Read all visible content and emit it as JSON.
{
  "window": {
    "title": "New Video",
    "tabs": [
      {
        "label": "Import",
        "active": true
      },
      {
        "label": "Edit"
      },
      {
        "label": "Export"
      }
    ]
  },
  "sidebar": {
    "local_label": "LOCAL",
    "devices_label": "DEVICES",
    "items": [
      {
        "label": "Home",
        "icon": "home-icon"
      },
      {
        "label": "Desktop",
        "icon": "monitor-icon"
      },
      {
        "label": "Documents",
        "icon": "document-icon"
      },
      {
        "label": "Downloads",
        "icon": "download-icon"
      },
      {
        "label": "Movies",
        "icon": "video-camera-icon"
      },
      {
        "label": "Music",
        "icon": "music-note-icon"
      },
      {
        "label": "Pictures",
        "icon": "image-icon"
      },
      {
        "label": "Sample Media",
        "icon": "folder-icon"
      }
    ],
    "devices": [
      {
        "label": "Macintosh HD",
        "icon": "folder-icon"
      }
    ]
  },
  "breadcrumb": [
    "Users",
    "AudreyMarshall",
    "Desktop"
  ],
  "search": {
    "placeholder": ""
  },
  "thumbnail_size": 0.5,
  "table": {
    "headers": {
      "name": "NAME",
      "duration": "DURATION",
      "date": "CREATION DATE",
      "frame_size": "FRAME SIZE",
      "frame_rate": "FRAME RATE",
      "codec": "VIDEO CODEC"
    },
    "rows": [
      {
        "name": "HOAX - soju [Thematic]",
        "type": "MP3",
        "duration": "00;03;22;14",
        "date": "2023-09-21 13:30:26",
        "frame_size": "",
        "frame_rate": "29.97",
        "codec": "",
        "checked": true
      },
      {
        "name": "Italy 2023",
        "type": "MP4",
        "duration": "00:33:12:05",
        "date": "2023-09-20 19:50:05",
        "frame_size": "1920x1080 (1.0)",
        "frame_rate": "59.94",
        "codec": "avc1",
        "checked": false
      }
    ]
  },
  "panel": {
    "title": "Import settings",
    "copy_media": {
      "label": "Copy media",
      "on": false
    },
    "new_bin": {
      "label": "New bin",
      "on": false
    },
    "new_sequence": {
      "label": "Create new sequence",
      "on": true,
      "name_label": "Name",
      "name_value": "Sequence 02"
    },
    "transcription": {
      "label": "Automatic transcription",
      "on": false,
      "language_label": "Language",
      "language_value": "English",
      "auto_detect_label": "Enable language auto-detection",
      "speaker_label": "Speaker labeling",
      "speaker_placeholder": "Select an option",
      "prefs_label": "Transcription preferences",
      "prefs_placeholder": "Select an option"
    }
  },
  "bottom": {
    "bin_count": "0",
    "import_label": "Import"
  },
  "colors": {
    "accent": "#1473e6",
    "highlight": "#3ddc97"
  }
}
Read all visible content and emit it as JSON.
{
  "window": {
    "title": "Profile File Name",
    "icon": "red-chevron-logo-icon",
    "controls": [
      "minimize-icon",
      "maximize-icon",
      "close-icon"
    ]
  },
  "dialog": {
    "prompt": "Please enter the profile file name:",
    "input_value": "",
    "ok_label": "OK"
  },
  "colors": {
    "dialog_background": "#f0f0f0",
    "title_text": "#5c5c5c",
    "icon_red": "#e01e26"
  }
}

===

Output the listing above word for word.

Read all visible content and emit it as JSON.
{
  "window": {
    "title": "New Video",
    "tabs": [
      {
        "label": "Import",
        "active": true
      },
      {
        "label": "Edit"
      },
      {
        "label": "Export"
      }
    ]
  },
  "sidebar": {
    "local_label": "LOCAL",
    "devices_label": "DEVICES",
    "items": [
      {
        "label": "Home",
        "icon": "home-icon"
      },
      {
        "label": "Desktop",
        "icon": "monitor-icon"
      },
      {
        "label": "Documents",
        "icon": "document-icon"
      },
      {
        "label": "Downloads",
        "icon": "download-icon"
      },
      {
        "label": "Movies",
        "icon": "video-camera-icon"
      },
      {
        "label": "Music",
        "icon": "music-note-icon"
      },
      {
        "label": "Pictures",
        "icon": "image-icon"
      },
      {
        "label": "Sample Media",
        "icon": "folder-icon"
      }
    ],
    "devices": [
      {
        "label": "Macintosh HD",
        "icon": "folder-icon"
      }
    ]
  },
  "breadcrumb": [
    "Users",
    "AudreyMarshall",
    "Desktop"
  ],
  "search": {
    "placeholder": ""
  },
  "thumbnail_size": 0.5,
  "table": {
    "headers": {
      "name": "NAME",
      "duration": "DURATION",
      "date": "CREATION DATE",
      "frame_size": "FRAME SIZE",
      "frame_rate": "FRAME RATE",
      "codec": "VIDEO CODEC"
    },
    "rows": [
      {
        "name": "HOAX - soju [Thematic]",
        "type": "MP3",
        "duration": "00;03;22;14",
        "date": "2023-09-21 13:30:26",
        "frame_size": "",
        "frame_rate": "29.97",
        "codec": "",
        "checked": true
      },
      {
        "name": "Italy 2023",
        "type": "MP4",
        "duration": "00:33:12:05",
        "date": "2023-09-20 19:50:05",
        "frame_size": "1920x1080 (1.0)",
        "frame_rate": "59.94",
        "codec": "avc1",
        "checked": false
      }
    ]
  },
  "panel": {
    "title": "Import settings",
    "copy_media": {
      "label": "Copy media",
      "on": false
    },
    "new_bin": {
      "label": "New bin",
      "on": false
    },
    "new_sequence": {
      "label": "Create new sequence",
      "on": true,
      "name_label": "Name",
      "name_value": "Sequence 02"
    },
    "transcription": {
      "label": "Automatic transcription",
      "on": false,
      "language_label": "Language",
      "language_value": "English",
      "auto_detect_label": "Enable language auto-detection",
      "speaker_label": "Speaker labeling",
      "speaker_placeholder": "Select an option",
      "prefs_label": "Transcription preferences",
      "prefs_placeholder": "Select an option"
    }
  },
  "bottom": {
    "bin_count": "0",
    "import_label": "Import"
  },
  "colors": {
    "accent": "#1473e6",
    "highlight": "#3ddc97"
  }
}
Read all visible content and emit it as JSON.
{
  "window": {
    "title": "Profile File Name",
    "icon": "red-chevron-logo-icon",
    "controls": [
      "minimize-icon",
      "maximize-icon",
      "close-icon"
    ]
  },
  "dialog": {
    "prompt": "Please enter the profile file name:",
    "input_value": "",
    "ok_label": "OK"
  },
  "colors": {
    "dialog_background": "#f0f0f0",
    "title_text": "#5c5c5c",
    "icon_red": "#e01e26"
  }
}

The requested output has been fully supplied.